◆ **Tugas A**:
Masukkan baris data berikut ke dalam daftar bernomor tanpa baris kosong, mulai dari baris pertama data sampai dengan baris yang memuat "data-point (651, 174, 657, 180)".

◆ **Teks Bacaan**:
Rabu, 28 Desember 2016

Ulama - Ulama Terdahulu Sudah Terlebih Dahulu Menggunaan Prinsip-Prinsip Dasar Logika dan Filsafat

Penggunaan prinsip-prinsip dasar logika dan filsafat sesungguhnya telah digunakan oleh para ulama terdahulu dengan dua tujuan:
1.      Pertama, memecahkan problem-problem keilmuan dan konsep-konsep dasar dalam Islam. Penjelasan tentang sumber kebenaran, klasifikasi ilmu dan pemilahan ilmu-ilmu yang baik dan buruk menurut syariat dikaji dalam konteks pemikiran yang sekarang disebut filosofis.
Ketika para ulama membahas konsep ilmu, maka itu sudah dapat dikatakan pembahasannya masuk wilayah filsafat. Jadi, sesungguhnya filsafat dalam koridor Islam itu sudah menjadi bagian dari disiplin ilmu-ilmu keislaman. Kajian tentang konsep dan prinsip-prinsip ilmu dalam ilmu filsafat disebut epistemologi.
2.      Kedua, para ulama mendalami prinsip-prinsip filsafat dalam rangka mengkritik dan mengoreksi pemikiran asing, yang tidak sesuai dengan konsep Islam. Untuk itu, yang dipelajari adalah filsafat ‘asing’ dan filsafat yang Islami. Imam al-Ghazali telah melakukannya. Untuk mengetahui kesalahan-kesalahan mendasar, Imam al-Ghazali mendalami terlebih dahulu prinsip-prinsip filsafat Yunani yang bertentangan dengan Islam.
Syed Muhammad Naquib al-Attas mengindentifikasi bahwa kemunduran umat Islam dalam berbagai bidang pada dasarnya disebabkan merebaknya penyakit kekeliruan ilmu yang dialami kaum Muslim. Kesalahan ilmu dan kekurangan ilmu itu disebabkan invasi ilmu Barat yang sangat gencar menyerang jiwa dan kalbu kaum Muslimin (Syed MN. al-Attas, Risalah untuk Kaum Muslimin, hal. 5). Bahkan menurut al-Attas, bagi cendekiawan Muslim mempelajari peradaban (termasuk filsafat) Barat hukumnya fardlu kifayah. Sebab, tanpa mengetahuinya kita tidak mempu mengkritik dan membenahinya. Tidak semua memang perlu mempelajarinya, menurut Imam al-Ghazali, itu hanya untuk orang yang berilmu, orang awam dilarang mempelajarinya. Artinya, ini bagi yang telah memiliki bekal dasar-dasar akidah, mantiq dan syariah yang kuat.

◆ **Tugas B**:
Tentukan apakah setiap pernyataan berikut sesuai dengan teks tentang ulama dan filsafat. Jawab ya atau tidak, lalu kutip kata-kata teks yang menjadi penentunya.
(i) Kajian tentang konsep dan prinsip-prinsip ilmu dalam filsafat disebut epistemologi.
(ii) Imam al-Ghazali mendalami prinsip-prinsip filsafat Yunani terlebih dahulu untuk mengetahui kesalahan-kesalahan mendasarnya.
(iii) Menurut al-Attas, hukum mempelajari peradaban Barat bagi cendekiawan Muslim adalah fardu ain.

◆ **Data yang Diberikan**:
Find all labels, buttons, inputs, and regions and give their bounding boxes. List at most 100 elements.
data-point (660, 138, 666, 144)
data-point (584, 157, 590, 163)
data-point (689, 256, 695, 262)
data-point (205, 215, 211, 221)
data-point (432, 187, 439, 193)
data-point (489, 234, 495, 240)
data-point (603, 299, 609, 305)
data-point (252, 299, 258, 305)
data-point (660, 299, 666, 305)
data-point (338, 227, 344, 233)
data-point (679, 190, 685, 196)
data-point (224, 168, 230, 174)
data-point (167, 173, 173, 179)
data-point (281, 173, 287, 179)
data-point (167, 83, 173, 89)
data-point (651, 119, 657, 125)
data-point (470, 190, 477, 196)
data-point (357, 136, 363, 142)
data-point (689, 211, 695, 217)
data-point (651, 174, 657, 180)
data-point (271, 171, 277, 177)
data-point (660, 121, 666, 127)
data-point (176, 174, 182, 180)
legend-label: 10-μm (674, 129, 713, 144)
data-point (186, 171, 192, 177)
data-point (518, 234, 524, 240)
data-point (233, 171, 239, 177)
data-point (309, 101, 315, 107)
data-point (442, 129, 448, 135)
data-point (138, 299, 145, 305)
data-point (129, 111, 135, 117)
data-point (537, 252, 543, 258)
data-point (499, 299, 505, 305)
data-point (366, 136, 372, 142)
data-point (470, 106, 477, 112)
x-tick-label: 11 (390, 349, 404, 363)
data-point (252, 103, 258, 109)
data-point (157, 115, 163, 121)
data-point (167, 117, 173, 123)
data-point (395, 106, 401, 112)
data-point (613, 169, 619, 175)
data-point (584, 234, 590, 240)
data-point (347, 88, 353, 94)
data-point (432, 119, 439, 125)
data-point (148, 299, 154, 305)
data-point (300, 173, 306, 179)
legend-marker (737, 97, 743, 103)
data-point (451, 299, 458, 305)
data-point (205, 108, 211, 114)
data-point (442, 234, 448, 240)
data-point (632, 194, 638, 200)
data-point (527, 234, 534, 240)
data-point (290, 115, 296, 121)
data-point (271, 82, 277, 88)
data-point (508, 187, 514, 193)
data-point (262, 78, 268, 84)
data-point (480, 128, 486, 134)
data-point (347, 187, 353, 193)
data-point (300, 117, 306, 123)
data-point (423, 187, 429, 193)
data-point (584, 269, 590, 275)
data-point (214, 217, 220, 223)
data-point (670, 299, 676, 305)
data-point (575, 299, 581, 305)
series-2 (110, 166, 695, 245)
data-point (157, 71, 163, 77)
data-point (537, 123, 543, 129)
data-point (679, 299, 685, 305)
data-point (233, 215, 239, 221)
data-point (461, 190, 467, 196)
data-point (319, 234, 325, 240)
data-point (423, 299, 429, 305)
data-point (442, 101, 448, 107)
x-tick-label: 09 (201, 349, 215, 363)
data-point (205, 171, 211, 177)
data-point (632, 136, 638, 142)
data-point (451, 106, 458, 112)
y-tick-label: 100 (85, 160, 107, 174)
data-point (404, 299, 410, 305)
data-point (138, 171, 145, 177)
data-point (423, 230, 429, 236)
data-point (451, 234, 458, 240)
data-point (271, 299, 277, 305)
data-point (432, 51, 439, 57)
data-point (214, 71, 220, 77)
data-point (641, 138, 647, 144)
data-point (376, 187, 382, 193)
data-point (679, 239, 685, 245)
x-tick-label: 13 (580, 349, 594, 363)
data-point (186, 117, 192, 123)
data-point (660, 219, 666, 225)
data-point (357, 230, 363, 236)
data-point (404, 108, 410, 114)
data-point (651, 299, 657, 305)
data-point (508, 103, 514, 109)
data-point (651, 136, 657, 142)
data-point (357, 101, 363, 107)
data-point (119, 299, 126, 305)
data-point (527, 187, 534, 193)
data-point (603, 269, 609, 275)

◆ **Jawaban A**:
1. Find all labels, buttons, inputs, and regions and give their bounding boxes. List at most 100 elements.
2. data-point (660, 138, 666, 144)
3. data-point (584, 157, 590, 163)
4. data-point (689, 256, 695, 262)
5. data-point (205, 215, 211, 221)
6. data-point (432, 187, 439, 193)
7. data-point (489, 234, 495, 240)
8. data-point (603, 299, 609, 305)
9. data-point (252, 299, 258, 305)
10. data-point (660, 299, 666, 305)
11. data-point (338, 227, 344, 233)
12. data-point (679, 190, 685, 196)
13. data-point (224, 168, 230, 174)
14. data-point (167, 173, 173, 179)
15. data-point (281, 173, 287, 179)
16. data-point (167, 83, 173, 89)
17. data-point (651, 119, 657, 125)
18. data-point (470, 190, 477, 196)
19. data-point (357, 136, 363, 142)
20. data-point (689, 211, 695, 217)
21. data-point (651, 174, 657, 180)

◆ **Jawaban B**:
(i) Ya: "Kajian tentang konsep dan prinsip-prinsip ilmu dalam ilmu filsafat disebut epistemologi."
(ii) Ya: "Untuk mengetahui kesalahan-kesalahan mendasar, Imam al-Ghazali mendalami terlebih dahulu prinsip-prinsip filsafat Yunani yang bertentangan dengan Islam."
(iii) Tidak: "bagi cendekiawan Muslim mempelajari peradaban (termasuk filsafat) Barat hukumnya fardlu kifayah."